* WRITTEN EXERCISE *
Hunt for the word "reward" across the entries below, copying each line that holds it.

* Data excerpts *

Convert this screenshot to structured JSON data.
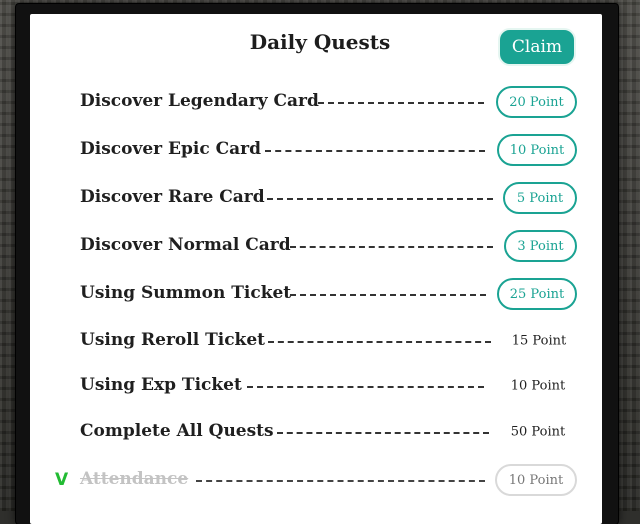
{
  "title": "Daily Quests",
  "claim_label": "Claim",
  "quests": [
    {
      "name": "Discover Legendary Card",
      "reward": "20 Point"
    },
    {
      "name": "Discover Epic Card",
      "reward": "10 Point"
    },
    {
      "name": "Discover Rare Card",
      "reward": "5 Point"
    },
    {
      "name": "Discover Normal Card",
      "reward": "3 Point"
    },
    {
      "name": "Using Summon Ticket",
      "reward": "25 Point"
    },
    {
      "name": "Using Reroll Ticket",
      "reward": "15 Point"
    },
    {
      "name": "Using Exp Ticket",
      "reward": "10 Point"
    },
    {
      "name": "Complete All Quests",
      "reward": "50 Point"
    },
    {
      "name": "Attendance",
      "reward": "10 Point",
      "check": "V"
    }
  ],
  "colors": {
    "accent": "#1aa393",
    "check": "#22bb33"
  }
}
...
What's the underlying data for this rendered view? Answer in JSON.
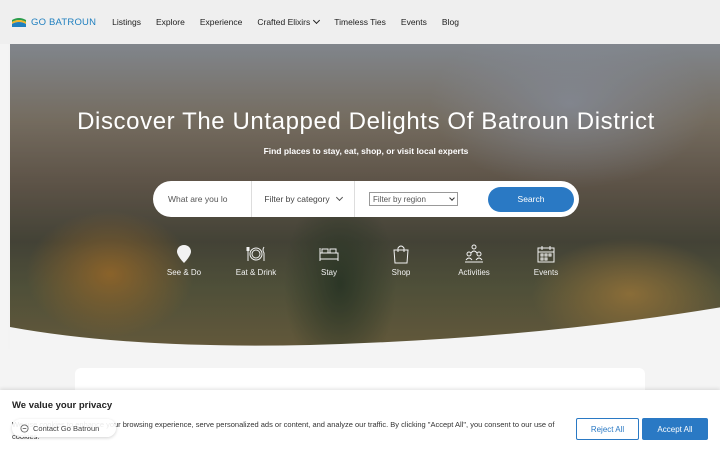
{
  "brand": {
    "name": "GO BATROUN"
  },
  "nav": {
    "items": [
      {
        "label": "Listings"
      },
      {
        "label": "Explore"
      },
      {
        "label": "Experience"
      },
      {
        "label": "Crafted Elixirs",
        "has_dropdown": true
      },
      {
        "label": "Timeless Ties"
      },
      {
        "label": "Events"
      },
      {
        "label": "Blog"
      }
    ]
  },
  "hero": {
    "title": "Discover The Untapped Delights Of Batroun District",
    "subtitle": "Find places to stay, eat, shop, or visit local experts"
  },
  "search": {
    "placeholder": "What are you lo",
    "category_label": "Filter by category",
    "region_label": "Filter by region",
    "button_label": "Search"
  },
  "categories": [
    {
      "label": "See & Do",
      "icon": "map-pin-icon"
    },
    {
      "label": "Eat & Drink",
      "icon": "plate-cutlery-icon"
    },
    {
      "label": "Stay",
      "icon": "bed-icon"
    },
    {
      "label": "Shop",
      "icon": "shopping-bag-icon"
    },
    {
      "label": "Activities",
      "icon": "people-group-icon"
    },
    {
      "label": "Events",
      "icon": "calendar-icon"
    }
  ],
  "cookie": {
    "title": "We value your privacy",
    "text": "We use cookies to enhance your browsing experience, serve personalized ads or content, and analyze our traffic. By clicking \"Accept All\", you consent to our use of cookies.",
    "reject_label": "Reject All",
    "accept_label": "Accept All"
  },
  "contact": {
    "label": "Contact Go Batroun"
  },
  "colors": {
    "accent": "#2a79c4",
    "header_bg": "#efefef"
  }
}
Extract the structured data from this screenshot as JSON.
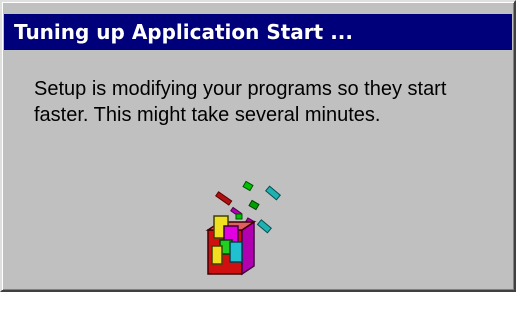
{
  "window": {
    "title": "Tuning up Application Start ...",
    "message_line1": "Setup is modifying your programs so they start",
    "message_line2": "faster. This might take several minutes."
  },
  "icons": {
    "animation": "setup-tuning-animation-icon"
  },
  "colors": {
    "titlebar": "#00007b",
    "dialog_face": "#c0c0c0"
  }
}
---
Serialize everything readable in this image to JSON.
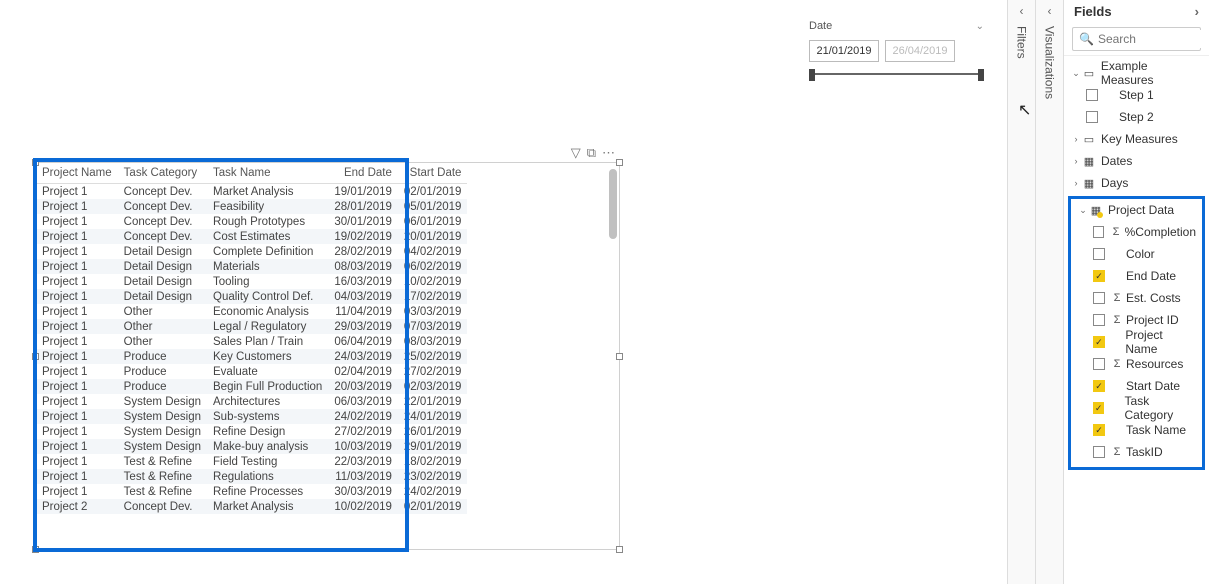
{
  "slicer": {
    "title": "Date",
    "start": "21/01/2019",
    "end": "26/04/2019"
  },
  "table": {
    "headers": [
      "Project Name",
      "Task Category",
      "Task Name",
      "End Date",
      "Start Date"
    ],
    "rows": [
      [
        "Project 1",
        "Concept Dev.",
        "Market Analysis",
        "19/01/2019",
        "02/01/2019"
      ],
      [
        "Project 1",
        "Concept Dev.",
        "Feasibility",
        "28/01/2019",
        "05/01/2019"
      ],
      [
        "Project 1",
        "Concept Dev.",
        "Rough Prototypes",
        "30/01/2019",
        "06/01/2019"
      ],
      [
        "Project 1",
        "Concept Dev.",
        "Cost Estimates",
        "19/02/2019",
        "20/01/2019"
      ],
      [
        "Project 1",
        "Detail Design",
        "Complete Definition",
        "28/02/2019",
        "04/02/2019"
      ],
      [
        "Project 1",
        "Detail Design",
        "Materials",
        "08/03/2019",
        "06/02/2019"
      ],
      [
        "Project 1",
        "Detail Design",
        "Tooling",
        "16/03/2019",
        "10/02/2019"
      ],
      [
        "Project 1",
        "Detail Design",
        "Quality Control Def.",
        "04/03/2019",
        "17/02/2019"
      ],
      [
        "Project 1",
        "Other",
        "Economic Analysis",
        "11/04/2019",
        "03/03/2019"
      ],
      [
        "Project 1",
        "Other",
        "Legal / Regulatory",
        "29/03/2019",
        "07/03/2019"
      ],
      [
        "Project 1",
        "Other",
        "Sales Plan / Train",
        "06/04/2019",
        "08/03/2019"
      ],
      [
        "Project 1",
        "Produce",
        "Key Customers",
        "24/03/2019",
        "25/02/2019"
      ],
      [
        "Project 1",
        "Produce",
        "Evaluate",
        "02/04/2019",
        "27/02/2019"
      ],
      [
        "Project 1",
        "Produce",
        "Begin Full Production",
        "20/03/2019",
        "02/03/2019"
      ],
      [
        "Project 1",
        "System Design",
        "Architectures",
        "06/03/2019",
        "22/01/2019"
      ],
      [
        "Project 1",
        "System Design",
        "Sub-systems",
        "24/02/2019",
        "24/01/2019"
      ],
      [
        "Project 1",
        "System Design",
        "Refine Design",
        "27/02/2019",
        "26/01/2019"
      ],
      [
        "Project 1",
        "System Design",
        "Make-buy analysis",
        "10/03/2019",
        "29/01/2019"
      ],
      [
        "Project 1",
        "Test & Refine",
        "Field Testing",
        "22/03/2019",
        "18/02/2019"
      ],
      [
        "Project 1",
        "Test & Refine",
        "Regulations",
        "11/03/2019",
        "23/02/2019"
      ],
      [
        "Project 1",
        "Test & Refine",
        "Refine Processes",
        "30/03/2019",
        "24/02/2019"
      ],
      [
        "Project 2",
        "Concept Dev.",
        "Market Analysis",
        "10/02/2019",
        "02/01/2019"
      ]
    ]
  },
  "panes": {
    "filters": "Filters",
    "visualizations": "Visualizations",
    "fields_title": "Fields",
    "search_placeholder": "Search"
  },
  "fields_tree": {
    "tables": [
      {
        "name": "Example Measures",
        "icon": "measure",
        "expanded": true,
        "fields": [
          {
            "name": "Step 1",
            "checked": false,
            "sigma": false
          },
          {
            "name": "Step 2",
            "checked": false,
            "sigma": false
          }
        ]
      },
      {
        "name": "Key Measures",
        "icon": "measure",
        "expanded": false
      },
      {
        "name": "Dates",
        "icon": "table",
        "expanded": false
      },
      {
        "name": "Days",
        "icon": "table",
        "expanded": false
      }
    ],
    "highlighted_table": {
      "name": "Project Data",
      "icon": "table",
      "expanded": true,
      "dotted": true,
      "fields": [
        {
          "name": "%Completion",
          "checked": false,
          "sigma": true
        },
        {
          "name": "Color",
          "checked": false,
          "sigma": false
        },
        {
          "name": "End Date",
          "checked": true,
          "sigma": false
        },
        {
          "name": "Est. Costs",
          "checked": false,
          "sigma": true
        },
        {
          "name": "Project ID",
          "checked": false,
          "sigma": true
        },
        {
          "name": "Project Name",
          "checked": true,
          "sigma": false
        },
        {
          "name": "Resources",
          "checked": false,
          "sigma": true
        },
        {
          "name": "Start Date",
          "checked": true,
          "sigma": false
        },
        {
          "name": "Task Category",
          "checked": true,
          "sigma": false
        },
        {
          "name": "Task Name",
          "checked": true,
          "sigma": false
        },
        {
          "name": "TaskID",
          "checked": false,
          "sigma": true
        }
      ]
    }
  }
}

* EXERCISE ANSWER *
      "reward": "20 Point"
      "reward": "10 Point"
      "reward": "5 Point"
      "reward": "3 Point"
      "reward": "25 Point"
      "reward": "15 Point"
      "reward": "10 Point"
      "reward": "50 Point"
      "reward": "10 Point",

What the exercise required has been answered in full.